━━━ Records for this exercise

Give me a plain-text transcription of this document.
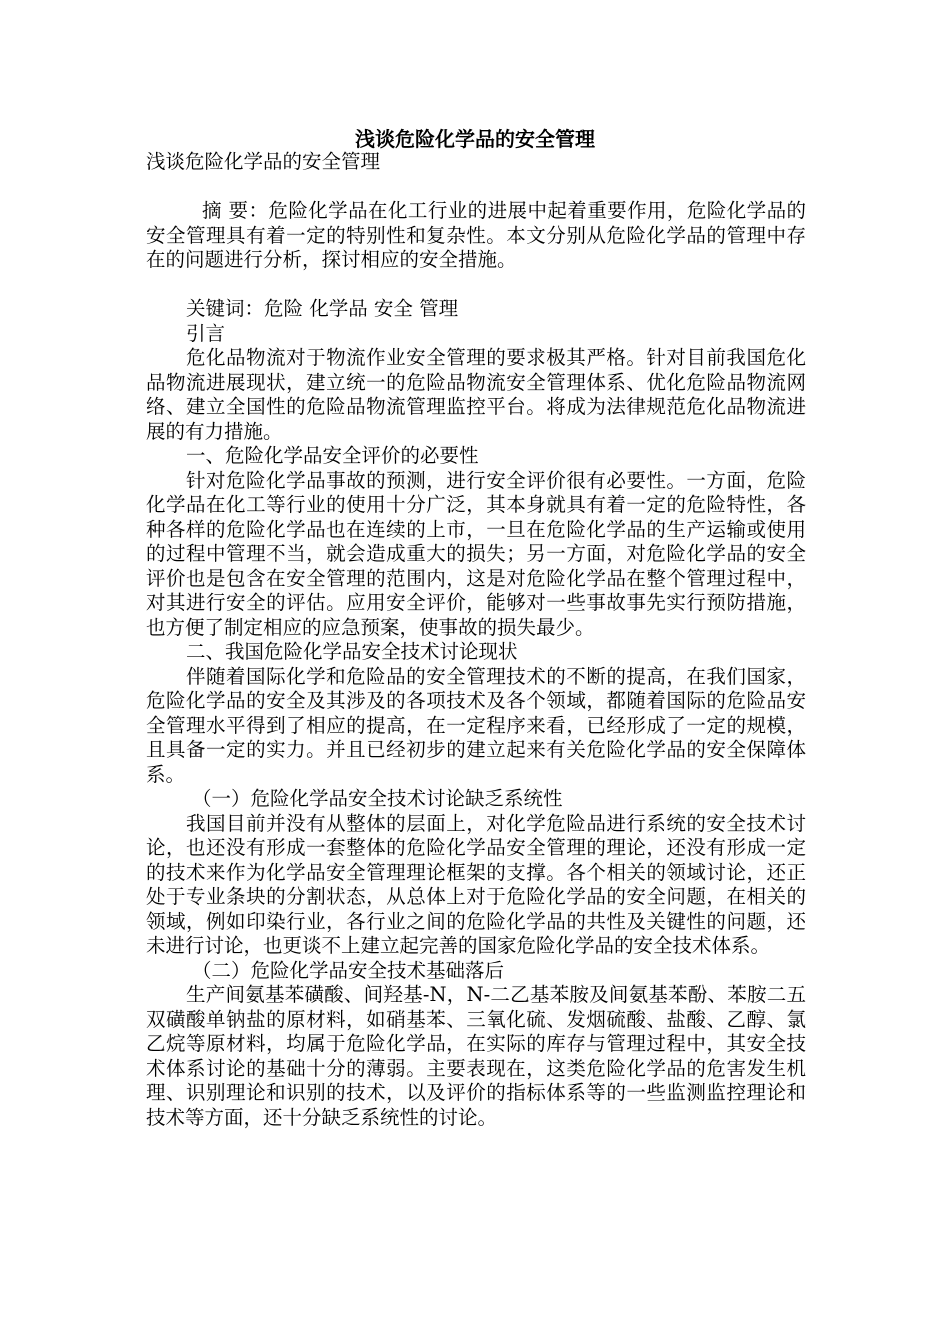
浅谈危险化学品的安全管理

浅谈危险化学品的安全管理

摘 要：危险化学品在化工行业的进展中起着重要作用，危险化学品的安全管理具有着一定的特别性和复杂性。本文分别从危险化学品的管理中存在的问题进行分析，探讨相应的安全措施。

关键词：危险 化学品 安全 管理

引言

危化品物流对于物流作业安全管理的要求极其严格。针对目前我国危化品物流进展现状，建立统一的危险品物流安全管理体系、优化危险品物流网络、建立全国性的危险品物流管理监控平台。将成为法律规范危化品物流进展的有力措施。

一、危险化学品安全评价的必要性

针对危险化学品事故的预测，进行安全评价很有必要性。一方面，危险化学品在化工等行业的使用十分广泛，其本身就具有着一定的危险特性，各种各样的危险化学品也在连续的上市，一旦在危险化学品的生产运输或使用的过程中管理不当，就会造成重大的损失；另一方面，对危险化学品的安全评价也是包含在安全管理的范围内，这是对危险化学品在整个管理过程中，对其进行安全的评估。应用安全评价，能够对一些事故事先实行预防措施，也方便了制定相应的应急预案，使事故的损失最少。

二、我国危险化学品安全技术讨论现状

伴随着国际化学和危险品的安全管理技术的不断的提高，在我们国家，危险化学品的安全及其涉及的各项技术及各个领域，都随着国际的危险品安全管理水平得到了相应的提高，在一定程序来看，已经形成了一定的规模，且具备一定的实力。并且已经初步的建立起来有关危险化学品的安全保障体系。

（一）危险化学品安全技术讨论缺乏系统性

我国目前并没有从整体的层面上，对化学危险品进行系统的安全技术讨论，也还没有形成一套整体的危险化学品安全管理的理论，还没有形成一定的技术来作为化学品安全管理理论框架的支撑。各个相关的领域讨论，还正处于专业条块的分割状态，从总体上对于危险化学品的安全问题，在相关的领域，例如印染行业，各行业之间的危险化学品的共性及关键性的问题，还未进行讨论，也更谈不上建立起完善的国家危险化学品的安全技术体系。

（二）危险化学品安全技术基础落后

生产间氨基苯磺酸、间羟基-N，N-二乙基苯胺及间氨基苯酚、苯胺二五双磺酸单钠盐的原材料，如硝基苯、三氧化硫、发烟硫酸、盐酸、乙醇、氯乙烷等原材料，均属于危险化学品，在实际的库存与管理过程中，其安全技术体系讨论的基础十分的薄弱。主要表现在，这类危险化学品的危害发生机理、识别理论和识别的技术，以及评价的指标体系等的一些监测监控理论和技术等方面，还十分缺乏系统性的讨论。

━━━━━━
━━━ Records for this exercise

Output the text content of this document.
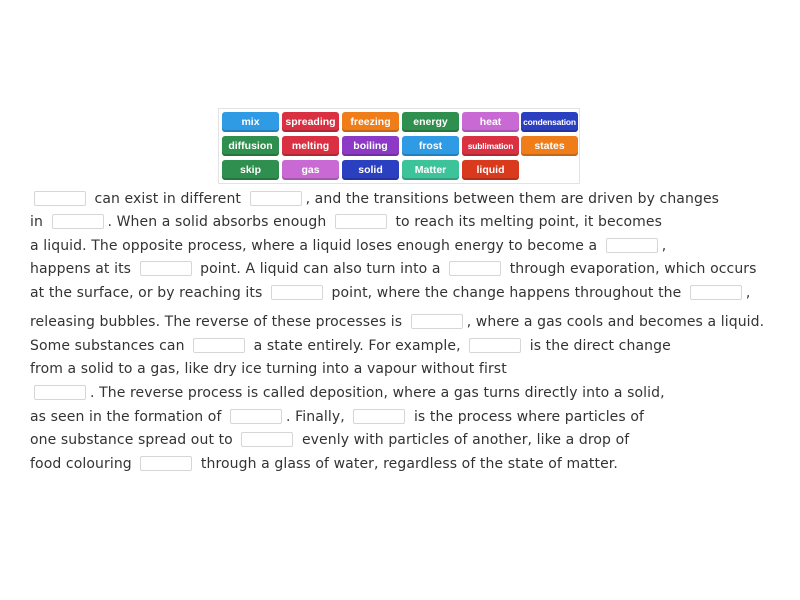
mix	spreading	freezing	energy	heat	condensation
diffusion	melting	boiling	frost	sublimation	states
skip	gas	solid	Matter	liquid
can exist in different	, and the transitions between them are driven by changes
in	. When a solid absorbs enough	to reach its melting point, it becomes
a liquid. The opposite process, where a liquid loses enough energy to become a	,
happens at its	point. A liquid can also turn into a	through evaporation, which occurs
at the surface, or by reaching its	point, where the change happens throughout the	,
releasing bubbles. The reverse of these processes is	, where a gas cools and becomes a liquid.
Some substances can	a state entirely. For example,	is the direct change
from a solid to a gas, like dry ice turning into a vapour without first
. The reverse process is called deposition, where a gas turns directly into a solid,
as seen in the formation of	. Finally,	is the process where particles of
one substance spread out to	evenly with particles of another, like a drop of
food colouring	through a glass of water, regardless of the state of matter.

━━━━━━

#### Exercise objective:
Extract all lines containing the word "point".

#### Output of the task:
in	. When a solid absorbs enough	to reach its melting point, it becomes
happens at its	point. A liquid can also turn into a	through evaporation, which occurs
at the surface, or by reaching its	point, where the change happens throughout the	,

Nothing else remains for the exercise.